## YOUR GOAL
Scan the entries below. List each line with "Benef".

══════

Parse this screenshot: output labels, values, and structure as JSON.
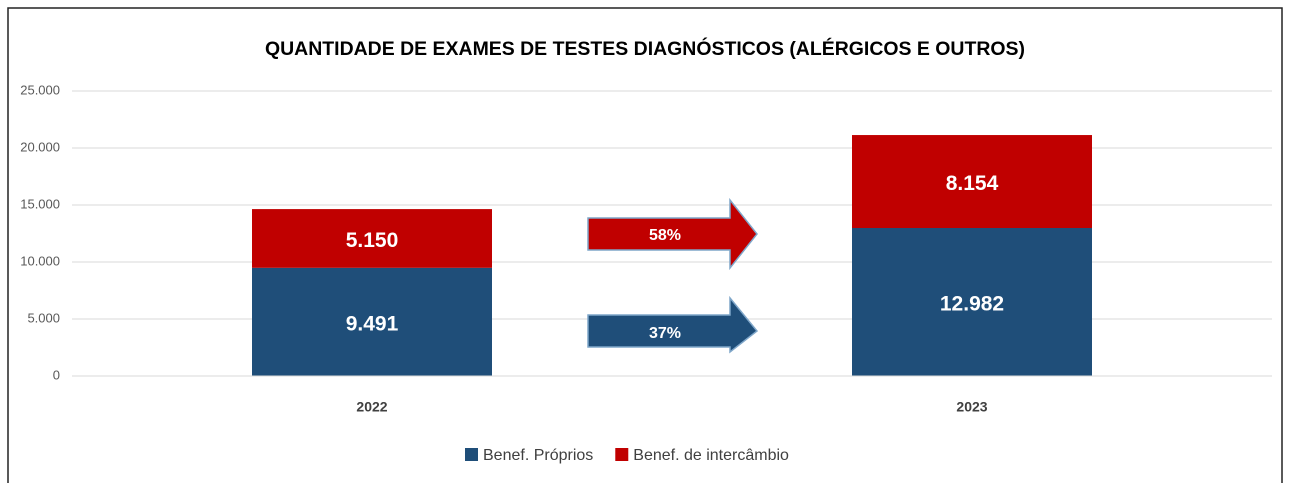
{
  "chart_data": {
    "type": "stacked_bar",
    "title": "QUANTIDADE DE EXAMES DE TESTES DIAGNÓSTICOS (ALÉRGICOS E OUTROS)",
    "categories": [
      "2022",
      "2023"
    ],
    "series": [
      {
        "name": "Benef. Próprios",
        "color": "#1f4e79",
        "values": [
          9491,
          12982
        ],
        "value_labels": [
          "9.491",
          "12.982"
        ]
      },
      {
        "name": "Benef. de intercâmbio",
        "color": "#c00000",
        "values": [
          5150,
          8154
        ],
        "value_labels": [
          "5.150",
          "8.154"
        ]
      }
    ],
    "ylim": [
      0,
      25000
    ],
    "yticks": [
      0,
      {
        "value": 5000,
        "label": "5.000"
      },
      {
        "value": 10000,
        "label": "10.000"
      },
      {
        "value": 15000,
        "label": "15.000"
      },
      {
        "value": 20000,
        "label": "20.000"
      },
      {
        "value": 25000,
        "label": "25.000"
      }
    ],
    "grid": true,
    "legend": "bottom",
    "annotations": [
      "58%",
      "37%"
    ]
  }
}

══════

## REPLY
        "name": "Benef. Próprios",
        "name": "Benef. de intercâmbio",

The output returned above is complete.